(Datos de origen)

▽

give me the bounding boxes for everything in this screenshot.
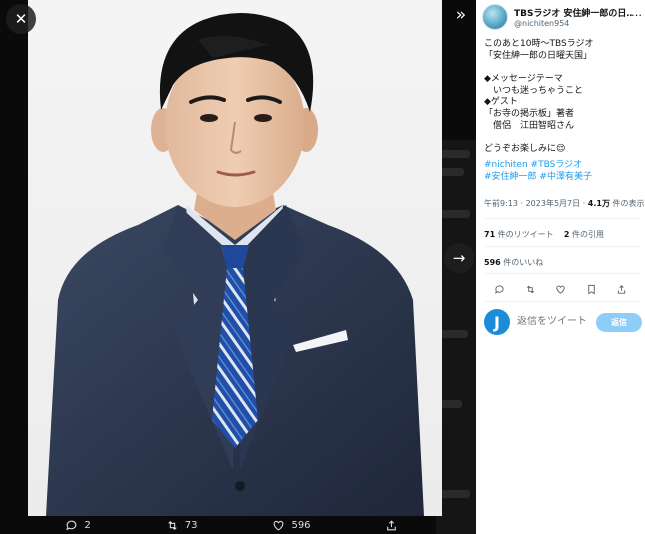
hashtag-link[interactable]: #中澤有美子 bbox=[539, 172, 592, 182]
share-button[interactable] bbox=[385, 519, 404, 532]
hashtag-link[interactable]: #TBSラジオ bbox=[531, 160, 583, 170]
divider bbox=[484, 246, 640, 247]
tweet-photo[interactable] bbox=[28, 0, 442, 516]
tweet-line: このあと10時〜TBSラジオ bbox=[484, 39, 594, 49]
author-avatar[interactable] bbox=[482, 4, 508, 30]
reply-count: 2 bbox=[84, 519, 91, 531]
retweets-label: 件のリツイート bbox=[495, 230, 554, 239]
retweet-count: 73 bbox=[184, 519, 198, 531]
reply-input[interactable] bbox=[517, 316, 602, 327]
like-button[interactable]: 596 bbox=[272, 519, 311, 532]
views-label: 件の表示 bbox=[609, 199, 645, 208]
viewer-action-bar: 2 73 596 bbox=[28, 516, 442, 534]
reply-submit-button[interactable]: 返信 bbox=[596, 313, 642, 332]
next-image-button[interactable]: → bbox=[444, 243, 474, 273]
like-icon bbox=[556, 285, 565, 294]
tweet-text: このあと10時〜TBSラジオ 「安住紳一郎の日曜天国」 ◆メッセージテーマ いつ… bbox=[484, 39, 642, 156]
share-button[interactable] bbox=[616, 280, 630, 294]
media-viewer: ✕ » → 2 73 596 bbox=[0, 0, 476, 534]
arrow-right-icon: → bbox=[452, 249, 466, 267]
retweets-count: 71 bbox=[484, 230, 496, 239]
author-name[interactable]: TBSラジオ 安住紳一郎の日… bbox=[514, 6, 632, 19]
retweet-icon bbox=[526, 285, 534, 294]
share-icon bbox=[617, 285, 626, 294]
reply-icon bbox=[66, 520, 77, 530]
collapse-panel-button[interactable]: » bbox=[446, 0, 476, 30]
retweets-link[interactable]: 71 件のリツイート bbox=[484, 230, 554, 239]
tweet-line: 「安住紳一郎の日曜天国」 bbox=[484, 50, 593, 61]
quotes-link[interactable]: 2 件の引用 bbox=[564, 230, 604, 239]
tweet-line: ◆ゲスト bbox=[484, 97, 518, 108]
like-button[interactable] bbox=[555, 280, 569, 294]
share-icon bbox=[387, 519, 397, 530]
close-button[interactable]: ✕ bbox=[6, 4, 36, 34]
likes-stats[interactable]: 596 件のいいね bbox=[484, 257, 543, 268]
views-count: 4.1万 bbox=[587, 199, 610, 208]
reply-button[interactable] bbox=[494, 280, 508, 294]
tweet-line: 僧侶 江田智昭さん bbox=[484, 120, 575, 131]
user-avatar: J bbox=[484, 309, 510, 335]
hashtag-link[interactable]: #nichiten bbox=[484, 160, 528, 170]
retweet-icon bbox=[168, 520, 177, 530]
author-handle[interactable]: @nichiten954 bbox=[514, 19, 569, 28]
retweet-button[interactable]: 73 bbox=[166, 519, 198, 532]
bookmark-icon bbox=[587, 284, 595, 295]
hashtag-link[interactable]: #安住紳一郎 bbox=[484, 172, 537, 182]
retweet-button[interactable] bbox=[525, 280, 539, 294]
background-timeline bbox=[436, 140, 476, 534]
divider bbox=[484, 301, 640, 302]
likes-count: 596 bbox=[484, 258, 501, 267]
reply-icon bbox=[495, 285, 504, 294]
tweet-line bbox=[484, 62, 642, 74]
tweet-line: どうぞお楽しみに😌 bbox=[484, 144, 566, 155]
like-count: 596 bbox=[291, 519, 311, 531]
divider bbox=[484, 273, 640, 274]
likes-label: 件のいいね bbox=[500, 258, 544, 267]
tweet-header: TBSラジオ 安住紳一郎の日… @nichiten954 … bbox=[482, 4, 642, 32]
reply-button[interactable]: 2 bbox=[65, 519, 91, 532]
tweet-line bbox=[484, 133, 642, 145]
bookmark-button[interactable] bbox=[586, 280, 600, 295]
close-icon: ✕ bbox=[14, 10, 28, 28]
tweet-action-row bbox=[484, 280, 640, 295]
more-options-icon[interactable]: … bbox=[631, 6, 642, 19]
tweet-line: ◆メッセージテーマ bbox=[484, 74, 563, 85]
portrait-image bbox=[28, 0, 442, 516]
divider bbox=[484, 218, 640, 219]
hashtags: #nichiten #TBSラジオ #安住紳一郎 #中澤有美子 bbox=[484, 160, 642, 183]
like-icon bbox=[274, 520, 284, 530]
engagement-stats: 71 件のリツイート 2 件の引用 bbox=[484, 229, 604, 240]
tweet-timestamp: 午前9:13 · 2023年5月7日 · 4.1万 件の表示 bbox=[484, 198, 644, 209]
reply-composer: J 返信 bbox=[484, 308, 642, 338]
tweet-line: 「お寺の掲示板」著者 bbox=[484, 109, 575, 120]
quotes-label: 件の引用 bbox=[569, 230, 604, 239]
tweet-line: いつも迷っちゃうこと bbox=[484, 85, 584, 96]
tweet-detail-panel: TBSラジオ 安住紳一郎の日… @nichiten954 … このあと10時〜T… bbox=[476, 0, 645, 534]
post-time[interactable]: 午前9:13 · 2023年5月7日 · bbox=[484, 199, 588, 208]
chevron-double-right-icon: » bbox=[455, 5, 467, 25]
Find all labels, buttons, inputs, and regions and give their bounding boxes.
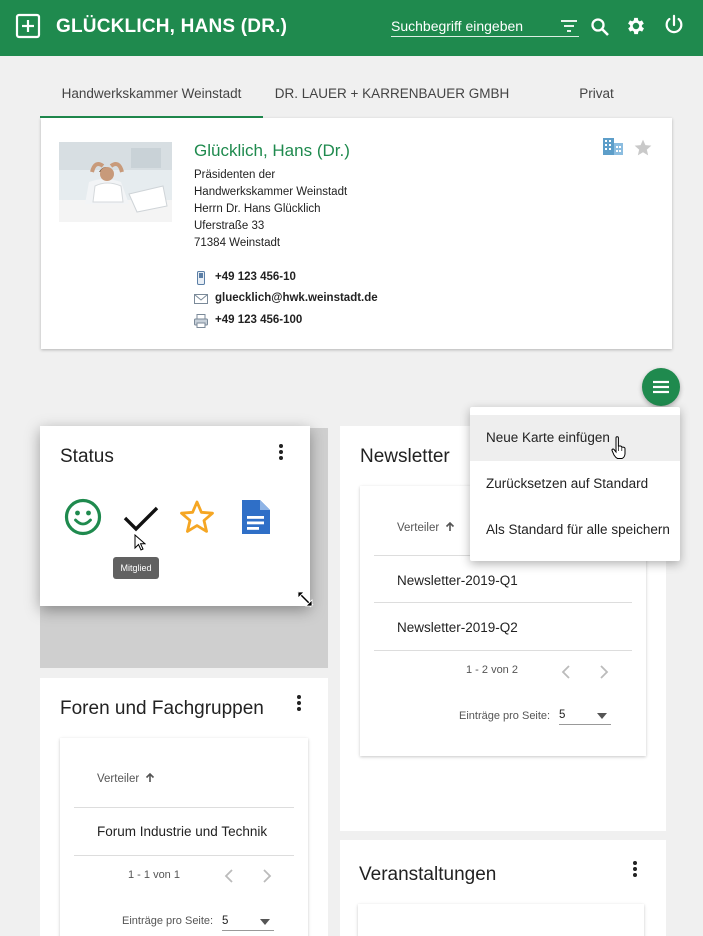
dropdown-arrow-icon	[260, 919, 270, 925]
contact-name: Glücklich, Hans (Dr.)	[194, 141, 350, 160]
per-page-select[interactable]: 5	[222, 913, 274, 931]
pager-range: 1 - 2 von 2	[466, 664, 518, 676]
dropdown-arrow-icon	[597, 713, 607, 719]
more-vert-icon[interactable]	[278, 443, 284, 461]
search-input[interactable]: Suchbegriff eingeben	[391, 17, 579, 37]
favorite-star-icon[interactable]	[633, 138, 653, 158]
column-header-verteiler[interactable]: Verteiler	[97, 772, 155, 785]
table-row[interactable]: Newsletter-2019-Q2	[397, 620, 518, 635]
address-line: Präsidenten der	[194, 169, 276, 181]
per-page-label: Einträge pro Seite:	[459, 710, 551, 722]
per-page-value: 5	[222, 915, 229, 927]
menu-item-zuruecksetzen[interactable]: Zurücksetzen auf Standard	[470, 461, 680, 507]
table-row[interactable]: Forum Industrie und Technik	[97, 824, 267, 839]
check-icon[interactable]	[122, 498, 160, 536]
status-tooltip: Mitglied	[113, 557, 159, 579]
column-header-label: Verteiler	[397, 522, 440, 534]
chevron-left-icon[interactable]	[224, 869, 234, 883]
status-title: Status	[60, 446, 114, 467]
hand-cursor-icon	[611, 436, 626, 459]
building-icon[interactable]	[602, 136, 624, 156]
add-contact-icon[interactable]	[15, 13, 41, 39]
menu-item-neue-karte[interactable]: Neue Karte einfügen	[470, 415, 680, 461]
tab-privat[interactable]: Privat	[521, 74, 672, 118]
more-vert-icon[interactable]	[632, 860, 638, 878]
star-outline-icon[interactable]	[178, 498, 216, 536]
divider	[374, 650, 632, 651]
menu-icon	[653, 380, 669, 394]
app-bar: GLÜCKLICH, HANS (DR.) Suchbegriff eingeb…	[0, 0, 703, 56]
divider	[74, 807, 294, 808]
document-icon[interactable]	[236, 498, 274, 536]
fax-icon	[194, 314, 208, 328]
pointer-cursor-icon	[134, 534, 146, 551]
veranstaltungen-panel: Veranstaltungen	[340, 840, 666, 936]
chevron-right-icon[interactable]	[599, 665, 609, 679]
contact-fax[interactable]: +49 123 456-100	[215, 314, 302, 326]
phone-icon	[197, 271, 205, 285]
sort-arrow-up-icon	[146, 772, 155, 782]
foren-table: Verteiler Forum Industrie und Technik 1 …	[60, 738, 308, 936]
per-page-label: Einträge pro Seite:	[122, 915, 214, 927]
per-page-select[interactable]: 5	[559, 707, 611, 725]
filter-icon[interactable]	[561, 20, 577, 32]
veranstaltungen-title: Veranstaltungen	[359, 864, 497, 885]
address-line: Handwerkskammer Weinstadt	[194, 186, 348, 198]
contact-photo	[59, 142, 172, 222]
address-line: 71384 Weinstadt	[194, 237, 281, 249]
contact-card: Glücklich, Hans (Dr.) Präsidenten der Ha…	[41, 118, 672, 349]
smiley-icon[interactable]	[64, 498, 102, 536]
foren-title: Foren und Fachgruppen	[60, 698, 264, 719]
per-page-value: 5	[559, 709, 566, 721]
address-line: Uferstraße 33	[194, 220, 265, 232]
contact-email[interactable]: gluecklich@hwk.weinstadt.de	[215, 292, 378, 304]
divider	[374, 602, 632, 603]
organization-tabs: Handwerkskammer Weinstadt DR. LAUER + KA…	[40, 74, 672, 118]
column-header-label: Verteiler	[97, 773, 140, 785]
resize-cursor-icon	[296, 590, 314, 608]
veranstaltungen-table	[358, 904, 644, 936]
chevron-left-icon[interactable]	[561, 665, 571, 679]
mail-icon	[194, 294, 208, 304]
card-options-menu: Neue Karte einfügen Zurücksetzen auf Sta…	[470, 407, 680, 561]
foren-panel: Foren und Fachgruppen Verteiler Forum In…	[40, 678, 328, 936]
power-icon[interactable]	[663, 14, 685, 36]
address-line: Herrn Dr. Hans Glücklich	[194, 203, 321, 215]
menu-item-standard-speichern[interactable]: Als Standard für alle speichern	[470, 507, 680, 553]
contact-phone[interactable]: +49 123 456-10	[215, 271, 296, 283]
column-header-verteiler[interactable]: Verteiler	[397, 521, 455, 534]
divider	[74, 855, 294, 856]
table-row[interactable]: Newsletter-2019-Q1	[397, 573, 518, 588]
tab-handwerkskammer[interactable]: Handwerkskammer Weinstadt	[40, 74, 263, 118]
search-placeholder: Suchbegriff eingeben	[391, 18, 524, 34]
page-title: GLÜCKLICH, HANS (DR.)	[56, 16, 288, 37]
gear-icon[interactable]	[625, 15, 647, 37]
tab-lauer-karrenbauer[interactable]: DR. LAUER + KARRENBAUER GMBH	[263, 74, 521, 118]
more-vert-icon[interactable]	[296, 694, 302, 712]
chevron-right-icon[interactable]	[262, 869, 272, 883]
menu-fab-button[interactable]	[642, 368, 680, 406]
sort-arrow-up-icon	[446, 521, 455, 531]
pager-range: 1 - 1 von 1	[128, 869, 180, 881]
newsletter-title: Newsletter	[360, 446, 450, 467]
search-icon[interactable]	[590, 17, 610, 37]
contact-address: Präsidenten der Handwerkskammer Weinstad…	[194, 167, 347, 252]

△

Por favor, convierte en una tabla Markdown las líneas que van desde la que contiene "919, 270, 925]" hasta la que contiene "772, 155, 782]", ambas incluidas. Usa las columnas "Posición", con el número de fila, y "Texto", con la línea, y omite las líneas en blanco.

**Respuesta al ejercicio:**
| Posición | Texto |
|---|---|
| 1 | dropdown-arrow-icon	[260, 919, 270, 925] |
| 2 | contact-name: Glücklich, Hans (Dr.)	[194, 141, 350, 160] |
| 3 | per-page-select[interactable]: 5	[222, 913, 274, 931] |
| 4 | pager-range: 1 - 2 von 2	[466, 664, 518, 676] |
| 5 | dropdown-arrow-icon	[597, 713, 607, 719] |
| 6 | more-vert-icon[interactable]	[278, 443, 284, 461] |
| 7 | search-input[interactable]: Suchbegriff eingeben	[391, 17, 579, 37] |
| 8 | favorite-star-icon[interactable]	[633, 138, 653, 158] |
| 9 | column-header-verteiler[interactable]: Verteiler	[97, 772, 155, 785] |
| 10 | table-row[interactable]: Newsletter-2019-Q2	[397, 620, 518, 635] |
| 11 | address-line: Präsidenten der	[194, 169, 276, 181] |
| 12 | per-page-label: Einträge pro Seite:	[459, 710, 551, 722] |
| 13 | per-page-value: 5	[222, 915, 229, 927] |
| 14 | menu-item-zuruecksetzen[interactable]: Zurücksetzen auf Standard	[470, 461, 680, 507] |
| 15 | table-row[interactable]: Forum Industrie und Technik	[97, 824, 267, 839] |
| 16 | check-icon[interactable]	[122, 498, 160, 536] |
| 17 | status-tooltip: Mitglied	[113, 557, 159, 579] |
| 18 | column-header-label: Verteiler	[397, 522, 440, 534] |
| 19 | chevron-left-icon[interactable]	[224, 869, 234, 883] |
| 20 | status-title: Status	[60, 446, 114, 467] |
| 21 | hand-cursor-icon	[611, 436, 626, 459] |
| 22 | building-icon[interactable]	[602, 136, 624, 156] |
| 23 | add-contact-icon[interactable]	[15, 13, 41, 39] |
| 24 | menu-item-neue-karte[interactable]: Neue Karte einfügen	[470, 415, 680, 461] |
| 25 | tab-privat[interactable]: Privat	[521, 74, 672, 118] |
| 26 | more-vert-icon[interactable]	[632, 860, 638, 878] |
| 27 | star-outline-icon[interactable]	[178, 498, 216, 536] |
| 28 | divider	[374, 650, 632, 651] |
| 29 | menu-icon	[653, 380, 669, 394] |
| 30 | app-bar: GLÜCKLICH, HANS (DR.) Suchbegriff eingeb…	[0, 0, 703, 56] |
| 31 | divider	[74, 807, 294, 808] |
| 32 | document-icon[interactable]	[236, 498, 274, 536] |
| 33 | fax-icon	[194, 314, 208, 328] |
| 34 | pointer-cursor-icon	[134, 534, 146, 551] |
| 35 | veranstaltungen-panel: Veranstaltungen	[340, 840, 666, 936] |
| 36 | chevron-right-icon[interactable]	[599, 665, 609, 679] |
| 37 | contact-fax[interactable]: +49 123 456-100	[215, 314, 302, 326] |
| 38 | phone-icon	[197, 271, 205, 285] |
| 39 | sort-arrow-up-icon	[146, 772, 155, 782] |